[Extracted data entries]
## Begin

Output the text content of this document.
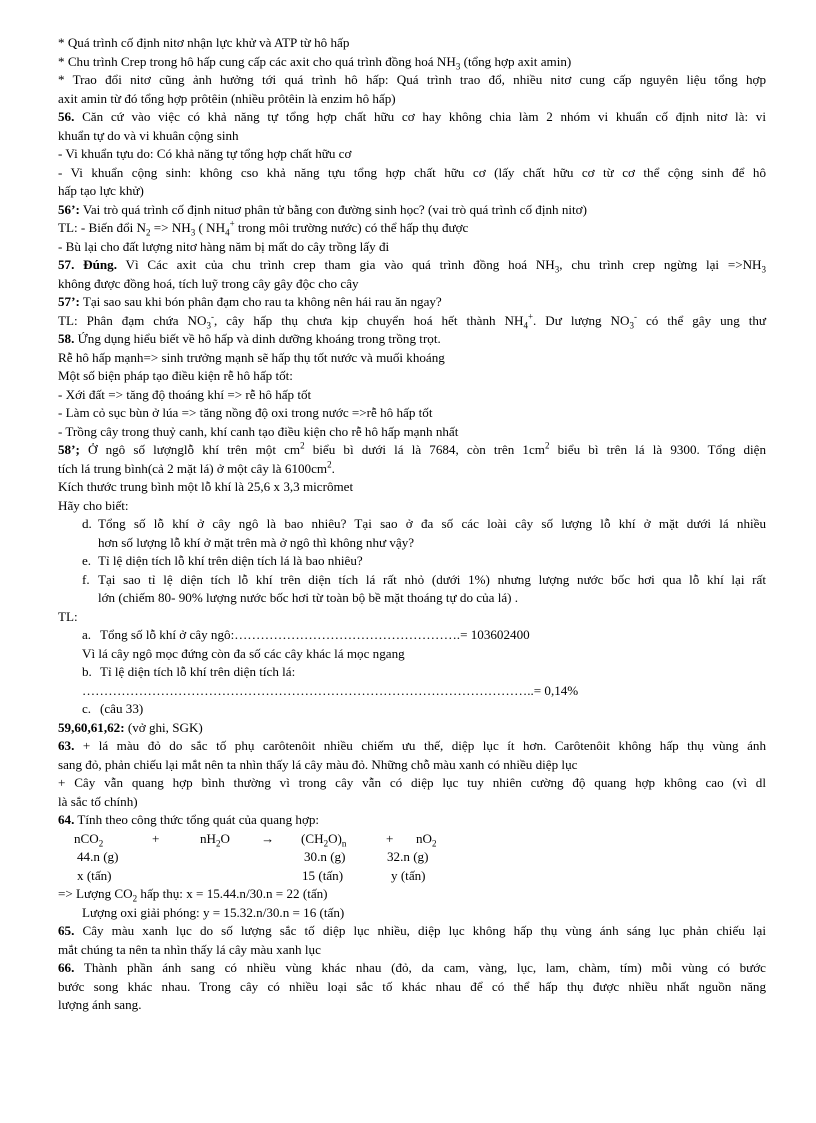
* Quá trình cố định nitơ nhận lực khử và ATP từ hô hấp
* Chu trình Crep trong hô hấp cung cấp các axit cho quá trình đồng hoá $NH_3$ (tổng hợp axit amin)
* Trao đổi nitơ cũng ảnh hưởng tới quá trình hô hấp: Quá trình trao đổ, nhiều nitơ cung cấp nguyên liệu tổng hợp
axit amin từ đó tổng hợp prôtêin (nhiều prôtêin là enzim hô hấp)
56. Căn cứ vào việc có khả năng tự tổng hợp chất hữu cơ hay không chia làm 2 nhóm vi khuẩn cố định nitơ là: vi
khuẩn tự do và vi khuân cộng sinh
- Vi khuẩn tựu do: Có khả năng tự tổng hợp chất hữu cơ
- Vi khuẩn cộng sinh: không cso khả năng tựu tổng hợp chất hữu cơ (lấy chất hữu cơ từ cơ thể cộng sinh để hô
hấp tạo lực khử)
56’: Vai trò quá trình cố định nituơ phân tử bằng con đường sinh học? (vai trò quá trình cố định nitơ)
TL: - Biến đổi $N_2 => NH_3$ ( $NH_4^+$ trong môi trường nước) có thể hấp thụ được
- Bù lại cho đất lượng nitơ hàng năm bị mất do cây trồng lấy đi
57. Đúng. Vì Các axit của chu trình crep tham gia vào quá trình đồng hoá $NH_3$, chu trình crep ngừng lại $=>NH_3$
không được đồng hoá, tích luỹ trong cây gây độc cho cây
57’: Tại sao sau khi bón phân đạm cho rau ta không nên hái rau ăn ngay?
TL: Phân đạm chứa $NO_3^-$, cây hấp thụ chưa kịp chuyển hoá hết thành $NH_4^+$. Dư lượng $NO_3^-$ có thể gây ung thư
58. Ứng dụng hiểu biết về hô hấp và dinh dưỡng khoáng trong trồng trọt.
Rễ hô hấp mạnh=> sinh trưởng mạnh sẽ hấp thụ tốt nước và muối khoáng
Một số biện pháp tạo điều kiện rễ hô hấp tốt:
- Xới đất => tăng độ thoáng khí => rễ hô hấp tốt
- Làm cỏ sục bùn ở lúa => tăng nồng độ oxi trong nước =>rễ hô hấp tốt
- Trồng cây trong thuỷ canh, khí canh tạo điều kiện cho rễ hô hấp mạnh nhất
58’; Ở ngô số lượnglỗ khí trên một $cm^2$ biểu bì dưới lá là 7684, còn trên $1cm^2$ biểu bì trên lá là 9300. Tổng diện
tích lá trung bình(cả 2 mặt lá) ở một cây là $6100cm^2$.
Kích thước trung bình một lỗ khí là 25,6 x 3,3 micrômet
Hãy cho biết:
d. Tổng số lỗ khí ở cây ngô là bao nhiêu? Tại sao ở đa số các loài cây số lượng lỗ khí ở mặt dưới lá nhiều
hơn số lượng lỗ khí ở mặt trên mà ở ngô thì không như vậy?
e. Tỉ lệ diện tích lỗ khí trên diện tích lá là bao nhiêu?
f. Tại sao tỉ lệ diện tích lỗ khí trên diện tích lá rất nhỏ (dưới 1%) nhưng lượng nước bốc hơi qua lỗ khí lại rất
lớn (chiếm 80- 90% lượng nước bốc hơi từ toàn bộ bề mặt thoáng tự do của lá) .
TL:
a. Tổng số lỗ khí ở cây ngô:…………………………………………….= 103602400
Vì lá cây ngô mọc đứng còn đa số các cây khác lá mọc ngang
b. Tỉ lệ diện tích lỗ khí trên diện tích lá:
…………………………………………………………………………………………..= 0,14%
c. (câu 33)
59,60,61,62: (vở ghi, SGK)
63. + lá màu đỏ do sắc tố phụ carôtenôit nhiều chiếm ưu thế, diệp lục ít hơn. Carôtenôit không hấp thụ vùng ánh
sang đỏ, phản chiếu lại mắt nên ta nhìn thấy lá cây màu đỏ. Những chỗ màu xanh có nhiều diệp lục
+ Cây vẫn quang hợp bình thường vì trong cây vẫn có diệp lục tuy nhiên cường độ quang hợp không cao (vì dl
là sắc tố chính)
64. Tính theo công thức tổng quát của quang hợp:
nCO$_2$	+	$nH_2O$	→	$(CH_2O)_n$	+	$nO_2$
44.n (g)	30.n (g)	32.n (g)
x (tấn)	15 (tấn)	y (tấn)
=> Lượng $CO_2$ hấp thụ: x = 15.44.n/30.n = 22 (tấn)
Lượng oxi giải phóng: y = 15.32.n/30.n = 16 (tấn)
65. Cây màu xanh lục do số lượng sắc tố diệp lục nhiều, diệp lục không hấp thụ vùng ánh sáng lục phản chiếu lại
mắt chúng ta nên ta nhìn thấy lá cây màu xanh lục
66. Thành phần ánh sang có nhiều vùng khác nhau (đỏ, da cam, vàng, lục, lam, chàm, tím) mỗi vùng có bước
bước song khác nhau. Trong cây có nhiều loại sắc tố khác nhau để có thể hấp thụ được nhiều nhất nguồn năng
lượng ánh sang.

## End

What you will do: Return each full line of the entries that contains the word "khoáng".

The response:
58. Ứng dụng hiểu biết về hô hấp và dinh dưỡng khoáng trong trồng trọt.
Rễ hô hấp mạnh=> sinh trưởng mạnh sẽ hấp thụ tốt nước và muối khoáng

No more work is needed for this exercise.